What is expected: Locate and copy each line in the data that contains the word "duration".

Given records:
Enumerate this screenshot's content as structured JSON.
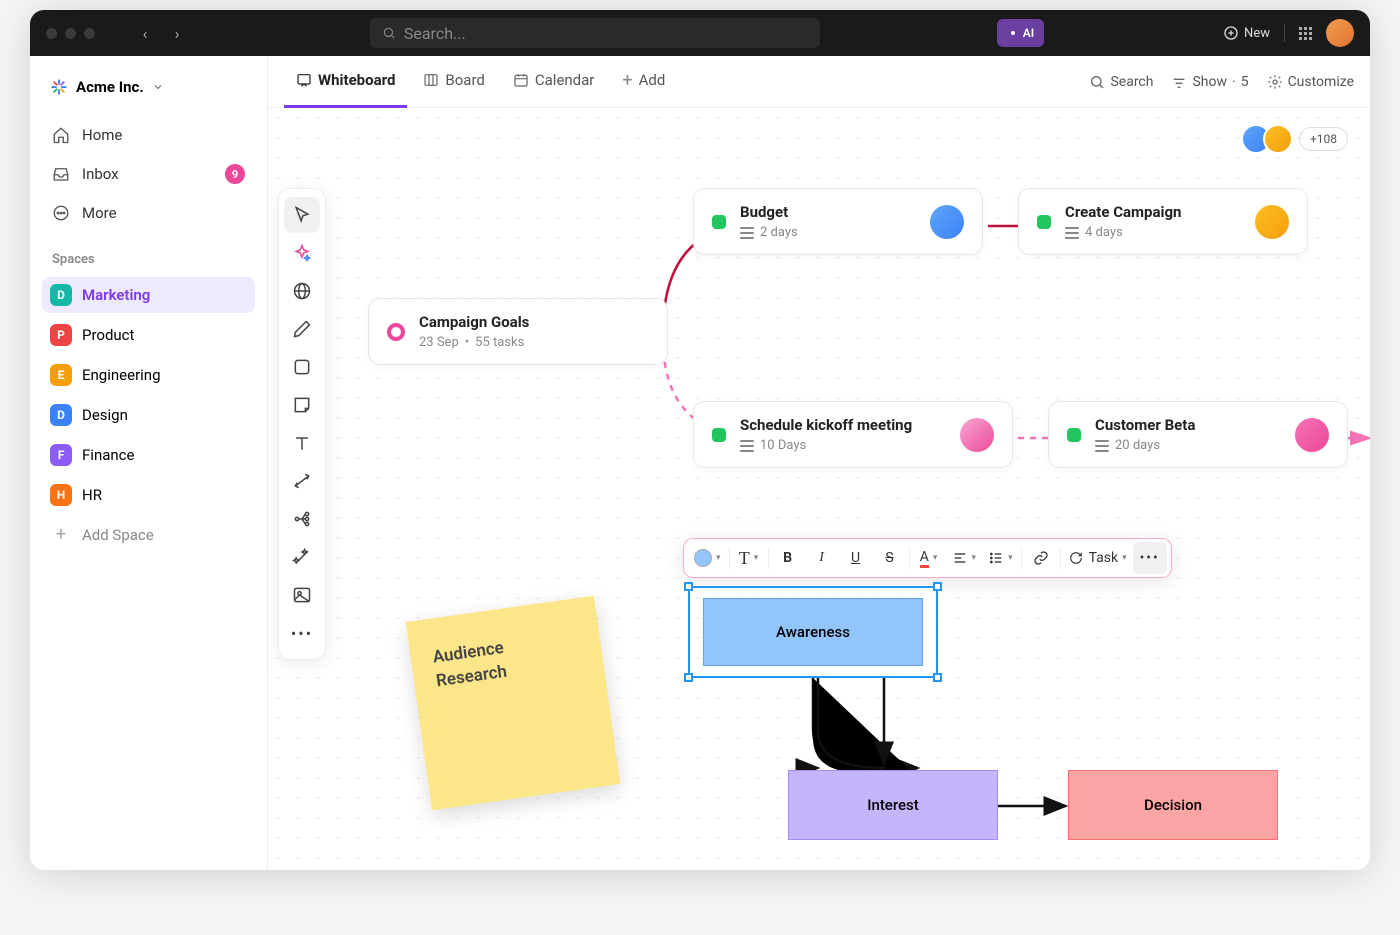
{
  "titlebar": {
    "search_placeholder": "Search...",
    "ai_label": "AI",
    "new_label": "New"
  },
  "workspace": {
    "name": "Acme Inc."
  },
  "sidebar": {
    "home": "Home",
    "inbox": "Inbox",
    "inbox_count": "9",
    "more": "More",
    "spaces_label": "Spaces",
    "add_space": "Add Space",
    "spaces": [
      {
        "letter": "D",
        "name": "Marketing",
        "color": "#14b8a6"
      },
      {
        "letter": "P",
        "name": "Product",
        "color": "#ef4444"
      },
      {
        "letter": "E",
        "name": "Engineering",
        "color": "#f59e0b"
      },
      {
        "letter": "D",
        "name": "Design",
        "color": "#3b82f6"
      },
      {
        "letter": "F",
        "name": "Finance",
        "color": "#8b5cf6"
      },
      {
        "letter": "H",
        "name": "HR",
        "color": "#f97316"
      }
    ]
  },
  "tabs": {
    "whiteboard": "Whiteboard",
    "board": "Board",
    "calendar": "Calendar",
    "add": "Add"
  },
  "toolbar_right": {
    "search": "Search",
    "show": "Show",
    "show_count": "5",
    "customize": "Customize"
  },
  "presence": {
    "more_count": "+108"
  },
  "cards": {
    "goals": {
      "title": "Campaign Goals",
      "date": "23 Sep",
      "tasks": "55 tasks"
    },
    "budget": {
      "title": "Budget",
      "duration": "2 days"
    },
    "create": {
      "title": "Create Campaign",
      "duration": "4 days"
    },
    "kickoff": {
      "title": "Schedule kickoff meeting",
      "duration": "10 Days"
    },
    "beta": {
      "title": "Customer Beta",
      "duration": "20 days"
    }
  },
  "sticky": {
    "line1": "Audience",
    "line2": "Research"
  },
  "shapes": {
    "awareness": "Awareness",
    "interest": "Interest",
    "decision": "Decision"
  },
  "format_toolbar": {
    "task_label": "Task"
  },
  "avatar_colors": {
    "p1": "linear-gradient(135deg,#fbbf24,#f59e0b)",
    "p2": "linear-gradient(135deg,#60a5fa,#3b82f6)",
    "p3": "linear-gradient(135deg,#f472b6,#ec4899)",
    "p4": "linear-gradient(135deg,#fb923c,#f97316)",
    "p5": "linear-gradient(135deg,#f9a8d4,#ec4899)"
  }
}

==

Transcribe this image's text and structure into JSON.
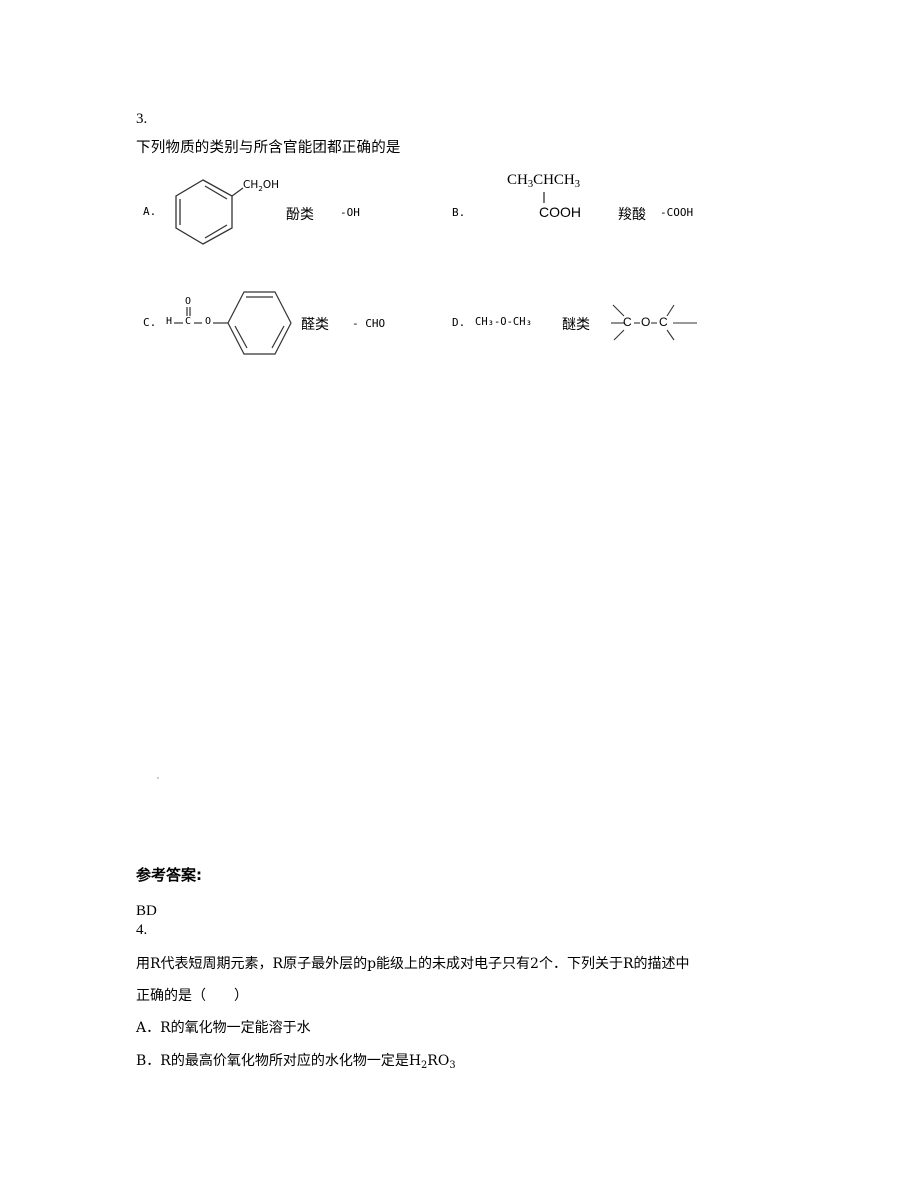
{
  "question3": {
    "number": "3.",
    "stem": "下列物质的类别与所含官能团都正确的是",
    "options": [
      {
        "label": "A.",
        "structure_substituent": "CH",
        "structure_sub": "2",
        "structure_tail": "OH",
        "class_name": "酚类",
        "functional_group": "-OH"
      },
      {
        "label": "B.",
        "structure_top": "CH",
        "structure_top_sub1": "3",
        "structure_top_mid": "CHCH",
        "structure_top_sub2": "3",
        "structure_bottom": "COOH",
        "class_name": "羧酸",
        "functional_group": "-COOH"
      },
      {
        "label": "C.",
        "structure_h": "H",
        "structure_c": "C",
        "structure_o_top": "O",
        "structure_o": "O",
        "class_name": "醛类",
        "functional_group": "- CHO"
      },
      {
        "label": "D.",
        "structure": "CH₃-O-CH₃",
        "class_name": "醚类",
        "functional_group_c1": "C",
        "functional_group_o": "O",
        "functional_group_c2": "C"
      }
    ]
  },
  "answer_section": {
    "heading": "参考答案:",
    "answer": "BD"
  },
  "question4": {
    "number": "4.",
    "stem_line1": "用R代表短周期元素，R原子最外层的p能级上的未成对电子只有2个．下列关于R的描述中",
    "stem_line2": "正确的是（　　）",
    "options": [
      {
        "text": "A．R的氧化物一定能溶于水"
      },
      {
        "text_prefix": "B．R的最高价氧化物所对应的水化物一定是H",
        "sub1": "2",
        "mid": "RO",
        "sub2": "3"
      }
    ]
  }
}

Written response:
      "duration": "2 days"
      "duration": "4 days"
      "duration": "10 Days"
      "duration": "20 days"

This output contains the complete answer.